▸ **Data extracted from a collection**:
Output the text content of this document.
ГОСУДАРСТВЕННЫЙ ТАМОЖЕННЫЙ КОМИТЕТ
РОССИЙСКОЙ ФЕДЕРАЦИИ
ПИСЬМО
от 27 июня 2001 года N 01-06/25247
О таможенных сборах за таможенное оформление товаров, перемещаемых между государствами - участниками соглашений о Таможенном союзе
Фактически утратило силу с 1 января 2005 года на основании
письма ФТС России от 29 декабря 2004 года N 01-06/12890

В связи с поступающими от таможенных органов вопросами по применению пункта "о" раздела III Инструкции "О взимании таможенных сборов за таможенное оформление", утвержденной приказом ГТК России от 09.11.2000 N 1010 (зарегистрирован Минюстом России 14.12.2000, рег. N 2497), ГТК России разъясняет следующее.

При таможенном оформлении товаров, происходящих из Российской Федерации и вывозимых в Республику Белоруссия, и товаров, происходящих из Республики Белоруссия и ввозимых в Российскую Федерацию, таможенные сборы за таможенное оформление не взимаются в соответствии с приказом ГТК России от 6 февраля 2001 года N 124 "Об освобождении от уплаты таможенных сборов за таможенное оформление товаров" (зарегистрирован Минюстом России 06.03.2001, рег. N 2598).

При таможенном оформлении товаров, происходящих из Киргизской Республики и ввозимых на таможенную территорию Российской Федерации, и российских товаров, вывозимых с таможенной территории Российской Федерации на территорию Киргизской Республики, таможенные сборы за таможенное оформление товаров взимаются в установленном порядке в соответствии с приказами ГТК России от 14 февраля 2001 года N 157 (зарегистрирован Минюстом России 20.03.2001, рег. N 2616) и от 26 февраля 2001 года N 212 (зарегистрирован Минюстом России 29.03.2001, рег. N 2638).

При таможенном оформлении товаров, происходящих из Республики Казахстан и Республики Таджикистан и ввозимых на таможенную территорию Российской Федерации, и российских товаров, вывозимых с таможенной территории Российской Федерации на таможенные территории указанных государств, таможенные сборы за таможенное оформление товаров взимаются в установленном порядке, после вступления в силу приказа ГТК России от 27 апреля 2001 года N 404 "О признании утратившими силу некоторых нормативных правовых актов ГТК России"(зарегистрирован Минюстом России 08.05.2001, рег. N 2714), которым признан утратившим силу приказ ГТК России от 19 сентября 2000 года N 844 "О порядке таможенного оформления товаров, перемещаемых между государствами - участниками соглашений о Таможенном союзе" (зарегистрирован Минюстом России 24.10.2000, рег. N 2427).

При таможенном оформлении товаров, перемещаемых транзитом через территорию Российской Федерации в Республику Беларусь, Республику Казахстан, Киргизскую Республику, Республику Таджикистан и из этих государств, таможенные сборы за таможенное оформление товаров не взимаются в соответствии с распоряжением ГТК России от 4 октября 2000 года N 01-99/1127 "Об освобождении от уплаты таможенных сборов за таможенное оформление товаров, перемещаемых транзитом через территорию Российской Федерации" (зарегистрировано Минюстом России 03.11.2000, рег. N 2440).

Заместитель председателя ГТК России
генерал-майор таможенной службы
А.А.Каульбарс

▸ **GIVEN REQUEST**: From the first line to the last, please quote the material above exactly.

▸ **EXERCISE OUTPUT**:
Output the text content of this document.
ГОСУДАРСТВЕННЫЙ ТАМОЖЕННЫЙ КОМИТЕТ
РОССИЙСКОЙ ФЕДЕРАЦИИ
ПИСЬМО
от 27 июня 2001 года N 01-06/25247
О таможенных сборах за таможенное оформление товаров, перемещаемых между государствами - участниками соглашений о Таможенном союзе
Фактически утратило силу с 1 января 2005 года на основании
письма ФТС России от 29 декабря 2004 года N 01-06/12890

В связи с поступающими от таможенных органов вопросами по применению пункта "о" раздела III Инструкции "О взимании таможенных сборов за таможенное оформление", утвержденной приказом ГТК России от 09.11.2000 N 1010 (зарегистрирован Минюстом России 14.12.2000, рег. N 2497), ГТК России разъясняет следующее.

При таможенном оформлении товаров, происходящих из Российской Федерации и вывозимых в Республику Белоруссия, и товаров, происходящих из Республики Белоруссия и ввозимых в Российскую Федерацию, таможенные сборы за таможенное оформление не взимаются в соответствии с приказом ГТК России от 6 февраля 2001 года N 124 "Об освобождении от уплаты таможенных сборов за таможенное оформление товаров" (зарегистрирован Минюстом России 06.03.2001, рег. N 2598).

При таможенном оформлении товаров, происходящих из Киргизской Республики и ввозимых на таможенную территорию Российской Федерации, и российских товаров, вывозимых с таможенной территории Российской Федерации на территорию Киргизской Республики, таможенные сборы за таможенное оформление товаров взимаются в установленном порядке в соответствии с приказами ГТК России от 14 февраля 2001 года N 157 (зарегистрирован Минюстом России 20.03.2001, рег. N 2616) и от 26 февраля 2001 года N 212 (зарегистрирован Минюстом России 29.03.2001, рег. N 2638).

При таможенном оформлении товаров, происходящих из Республики Казахстан и Республики Таджикистан и ввозимых на таможенную территорию Российской Федерации, и российских товаров, вывозимых с таможенной территории Российской Федерации на таможенные территории указанных государств, таможенные сборы за таможенное оформление товаров взимаются в установленном порядке, после вступления в силу приказа ГТК России от 27 апреля 2001 года N 404 "О признании утратившими силу некоторых нормативных правовых актов ГТК России"(зарегистрирован Минюстом России 08.05.2001, рег. N 2714), которым признан утратившим силу приказ ГТК России от 19 сентября 2000 года N 844 "О порядке таможенного оформления товаров, перемещаемых между государствами - участниками соглашений о Таможенном союзе" (зарегистрирован Минюстом России 24.10.2000, рег. N 2427).

При таможенном оформлении товаров, перемещаемых транзитом через территорию Российской Федерации в Республику Беларусь, Республику Казахстан, Киргизскую Республику, Республику Таджикистан и из этих государств, таможенные сборы за таможенное оформление товаров не взимаются в соответствии с распоряжением ГТК России от 4 октября 2000 года N 01-99/1127 "Об освобождении от уплаты таможенных сборов за таможенное оформление товаров, перемещаемых транзитом через территорию Российской Федерации" (зарегистрировано Минюстом России 03.11.2000, рег. N 2440).

Заместитель председателя ГТК России
генерал-майор таможенной службы
А.А.Каульбарс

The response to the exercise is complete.